**DATA FOR PROCESSING:**
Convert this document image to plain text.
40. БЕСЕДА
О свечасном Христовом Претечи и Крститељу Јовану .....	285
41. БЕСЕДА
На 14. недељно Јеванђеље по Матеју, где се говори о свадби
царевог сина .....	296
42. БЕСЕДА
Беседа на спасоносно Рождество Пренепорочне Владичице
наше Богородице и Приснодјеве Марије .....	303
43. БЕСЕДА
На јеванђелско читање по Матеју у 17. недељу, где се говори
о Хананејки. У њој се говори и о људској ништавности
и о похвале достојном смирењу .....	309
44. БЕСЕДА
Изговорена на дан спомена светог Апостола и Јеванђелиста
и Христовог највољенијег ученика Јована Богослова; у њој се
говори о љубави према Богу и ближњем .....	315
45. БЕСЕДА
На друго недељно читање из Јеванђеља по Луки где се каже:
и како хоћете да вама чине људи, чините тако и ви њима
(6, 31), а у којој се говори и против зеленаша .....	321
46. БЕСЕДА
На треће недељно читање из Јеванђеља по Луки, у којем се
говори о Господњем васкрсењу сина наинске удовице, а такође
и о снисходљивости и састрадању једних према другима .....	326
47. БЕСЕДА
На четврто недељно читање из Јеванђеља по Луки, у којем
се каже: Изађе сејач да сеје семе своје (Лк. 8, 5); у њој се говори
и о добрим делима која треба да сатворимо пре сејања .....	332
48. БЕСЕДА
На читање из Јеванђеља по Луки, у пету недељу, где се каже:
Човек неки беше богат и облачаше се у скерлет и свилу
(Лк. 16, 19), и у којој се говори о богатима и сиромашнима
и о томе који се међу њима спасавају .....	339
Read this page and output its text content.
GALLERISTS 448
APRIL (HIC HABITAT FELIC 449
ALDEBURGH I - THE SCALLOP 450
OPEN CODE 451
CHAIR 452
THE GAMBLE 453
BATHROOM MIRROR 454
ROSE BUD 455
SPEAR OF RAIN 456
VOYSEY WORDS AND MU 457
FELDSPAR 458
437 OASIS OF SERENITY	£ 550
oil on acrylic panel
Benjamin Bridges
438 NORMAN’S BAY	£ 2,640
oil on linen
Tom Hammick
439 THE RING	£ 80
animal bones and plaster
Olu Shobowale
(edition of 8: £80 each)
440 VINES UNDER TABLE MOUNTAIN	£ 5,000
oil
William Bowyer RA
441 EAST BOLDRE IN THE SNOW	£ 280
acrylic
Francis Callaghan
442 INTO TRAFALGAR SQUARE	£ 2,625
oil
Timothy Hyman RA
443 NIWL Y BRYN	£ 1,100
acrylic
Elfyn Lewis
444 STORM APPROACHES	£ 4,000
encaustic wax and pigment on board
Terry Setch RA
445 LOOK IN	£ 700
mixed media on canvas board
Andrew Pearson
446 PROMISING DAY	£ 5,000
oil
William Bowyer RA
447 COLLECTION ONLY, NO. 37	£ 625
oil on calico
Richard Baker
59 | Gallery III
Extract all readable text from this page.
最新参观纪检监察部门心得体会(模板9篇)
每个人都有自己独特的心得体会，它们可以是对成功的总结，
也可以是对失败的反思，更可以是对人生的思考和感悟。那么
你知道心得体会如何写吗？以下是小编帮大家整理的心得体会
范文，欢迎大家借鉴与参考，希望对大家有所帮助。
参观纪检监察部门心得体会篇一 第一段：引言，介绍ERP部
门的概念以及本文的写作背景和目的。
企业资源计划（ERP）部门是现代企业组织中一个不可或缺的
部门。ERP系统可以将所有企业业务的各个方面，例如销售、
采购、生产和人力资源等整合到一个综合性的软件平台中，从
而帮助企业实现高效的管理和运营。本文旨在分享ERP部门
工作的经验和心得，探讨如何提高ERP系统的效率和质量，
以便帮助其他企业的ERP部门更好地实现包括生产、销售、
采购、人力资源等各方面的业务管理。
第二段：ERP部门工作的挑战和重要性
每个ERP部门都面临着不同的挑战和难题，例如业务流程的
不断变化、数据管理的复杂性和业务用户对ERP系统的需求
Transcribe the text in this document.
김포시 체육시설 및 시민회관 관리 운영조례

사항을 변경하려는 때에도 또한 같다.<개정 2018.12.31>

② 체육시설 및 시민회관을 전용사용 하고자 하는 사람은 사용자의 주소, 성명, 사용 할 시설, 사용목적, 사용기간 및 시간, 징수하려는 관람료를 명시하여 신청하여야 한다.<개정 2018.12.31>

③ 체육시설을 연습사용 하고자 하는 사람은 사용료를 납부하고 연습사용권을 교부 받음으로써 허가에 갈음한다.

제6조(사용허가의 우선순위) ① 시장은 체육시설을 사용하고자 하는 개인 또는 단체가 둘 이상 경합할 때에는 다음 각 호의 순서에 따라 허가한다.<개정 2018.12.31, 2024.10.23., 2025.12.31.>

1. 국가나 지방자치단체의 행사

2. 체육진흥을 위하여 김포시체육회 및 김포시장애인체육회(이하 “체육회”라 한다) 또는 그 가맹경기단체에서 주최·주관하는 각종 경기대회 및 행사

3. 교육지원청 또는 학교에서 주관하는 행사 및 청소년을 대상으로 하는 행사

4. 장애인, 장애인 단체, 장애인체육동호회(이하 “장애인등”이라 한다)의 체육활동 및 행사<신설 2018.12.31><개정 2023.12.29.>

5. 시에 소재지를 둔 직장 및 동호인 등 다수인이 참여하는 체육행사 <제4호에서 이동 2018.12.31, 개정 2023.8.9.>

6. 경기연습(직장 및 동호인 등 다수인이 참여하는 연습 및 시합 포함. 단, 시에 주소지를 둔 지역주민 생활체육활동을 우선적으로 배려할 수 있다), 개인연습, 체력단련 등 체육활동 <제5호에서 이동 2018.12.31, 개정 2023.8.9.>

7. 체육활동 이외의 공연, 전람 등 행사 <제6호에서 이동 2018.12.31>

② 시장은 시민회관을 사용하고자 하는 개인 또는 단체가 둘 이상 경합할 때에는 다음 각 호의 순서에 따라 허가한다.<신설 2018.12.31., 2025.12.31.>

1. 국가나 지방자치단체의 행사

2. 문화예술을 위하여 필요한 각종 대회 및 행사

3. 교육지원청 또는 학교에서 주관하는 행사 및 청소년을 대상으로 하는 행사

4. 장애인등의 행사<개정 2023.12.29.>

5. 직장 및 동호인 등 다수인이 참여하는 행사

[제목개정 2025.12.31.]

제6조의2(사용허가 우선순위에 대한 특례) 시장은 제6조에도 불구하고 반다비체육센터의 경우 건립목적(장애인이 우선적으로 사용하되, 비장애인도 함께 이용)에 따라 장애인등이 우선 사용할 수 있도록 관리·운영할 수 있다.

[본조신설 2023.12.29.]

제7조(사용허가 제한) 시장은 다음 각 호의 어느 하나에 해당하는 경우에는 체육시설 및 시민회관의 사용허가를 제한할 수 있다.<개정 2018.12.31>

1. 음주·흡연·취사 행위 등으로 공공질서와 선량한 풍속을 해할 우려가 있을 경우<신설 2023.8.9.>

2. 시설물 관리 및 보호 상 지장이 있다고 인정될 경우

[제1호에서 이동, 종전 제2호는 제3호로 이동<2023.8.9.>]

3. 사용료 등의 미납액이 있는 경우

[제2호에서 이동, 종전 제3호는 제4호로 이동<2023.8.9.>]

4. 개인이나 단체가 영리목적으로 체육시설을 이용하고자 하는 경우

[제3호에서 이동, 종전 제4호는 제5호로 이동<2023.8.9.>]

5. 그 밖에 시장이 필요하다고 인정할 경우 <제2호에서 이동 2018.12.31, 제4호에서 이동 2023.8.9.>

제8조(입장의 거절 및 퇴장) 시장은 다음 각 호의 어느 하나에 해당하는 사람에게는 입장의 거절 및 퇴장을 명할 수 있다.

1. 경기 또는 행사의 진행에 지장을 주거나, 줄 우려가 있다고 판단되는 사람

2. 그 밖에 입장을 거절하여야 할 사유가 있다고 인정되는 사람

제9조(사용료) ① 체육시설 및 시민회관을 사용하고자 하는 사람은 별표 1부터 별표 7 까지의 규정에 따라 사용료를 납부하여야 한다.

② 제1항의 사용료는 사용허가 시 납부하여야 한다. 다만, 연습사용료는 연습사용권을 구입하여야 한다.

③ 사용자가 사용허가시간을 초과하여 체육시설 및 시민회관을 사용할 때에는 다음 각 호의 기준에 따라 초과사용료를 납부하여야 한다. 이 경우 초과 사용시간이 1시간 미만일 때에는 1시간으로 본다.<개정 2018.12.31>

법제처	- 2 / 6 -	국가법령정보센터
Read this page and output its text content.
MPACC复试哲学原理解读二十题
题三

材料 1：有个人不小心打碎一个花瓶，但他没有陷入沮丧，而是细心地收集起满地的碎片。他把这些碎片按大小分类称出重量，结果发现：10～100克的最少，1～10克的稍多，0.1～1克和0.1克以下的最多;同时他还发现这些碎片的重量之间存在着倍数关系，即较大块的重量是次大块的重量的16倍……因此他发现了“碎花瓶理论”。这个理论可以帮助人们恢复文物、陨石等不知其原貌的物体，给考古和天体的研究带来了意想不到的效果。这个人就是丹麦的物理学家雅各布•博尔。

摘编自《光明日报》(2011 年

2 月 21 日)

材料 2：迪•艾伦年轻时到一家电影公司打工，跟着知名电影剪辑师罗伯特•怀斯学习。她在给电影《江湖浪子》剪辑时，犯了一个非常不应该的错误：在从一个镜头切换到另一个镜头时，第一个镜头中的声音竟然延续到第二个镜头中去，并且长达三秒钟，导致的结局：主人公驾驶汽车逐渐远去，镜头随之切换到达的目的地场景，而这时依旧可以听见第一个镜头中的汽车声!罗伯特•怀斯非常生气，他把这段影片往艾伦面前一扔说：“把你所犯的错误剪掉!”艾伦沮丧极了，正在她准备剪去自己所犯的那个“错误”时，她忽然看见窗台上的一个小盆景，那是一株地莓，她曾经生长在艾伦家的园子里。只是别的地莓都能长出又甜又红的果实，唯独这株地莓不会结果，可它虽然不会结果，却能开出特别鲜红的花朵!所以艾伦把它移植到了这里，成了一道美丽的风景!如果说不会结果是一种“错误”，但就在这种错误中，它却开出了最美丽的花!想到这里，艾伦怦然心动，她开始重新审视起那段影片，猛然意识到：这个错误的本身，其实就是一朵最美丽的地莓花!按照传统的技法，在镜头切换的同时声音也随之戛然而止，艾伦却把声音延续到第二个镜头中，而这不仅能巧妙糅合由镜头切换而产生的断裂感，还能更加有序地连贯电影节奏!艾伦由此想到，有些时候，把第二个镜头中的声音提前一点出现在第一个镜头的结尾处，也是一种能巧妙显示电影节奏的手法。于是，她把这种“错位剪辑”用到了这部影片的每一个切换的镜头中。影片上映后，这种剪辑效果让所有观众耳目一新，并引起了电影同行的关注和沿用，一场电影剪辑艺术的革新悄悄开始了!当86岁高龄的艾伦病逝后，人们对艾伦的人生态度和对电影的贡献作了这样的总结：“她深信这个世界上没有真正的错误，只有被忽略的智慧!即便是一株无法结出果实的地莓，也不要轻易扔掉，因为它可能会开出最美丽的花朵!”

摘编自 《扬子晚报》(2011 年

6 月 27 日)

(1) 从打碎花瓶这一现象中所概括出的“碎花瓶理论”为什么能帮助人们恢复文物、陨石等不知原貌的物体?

**REQUEST:** Find the string "каже" in the entries above and return each line that holds it.

**CORRECT RESULT:**
На друго недељно читање из Јеванђеља по Луки где се каже:
се каже: Изађе сејач да сеје семе своје (Лк. 8, 5); у њој се говори
На читање из Јеванђеља по Луки, у пету недељу, где се каже:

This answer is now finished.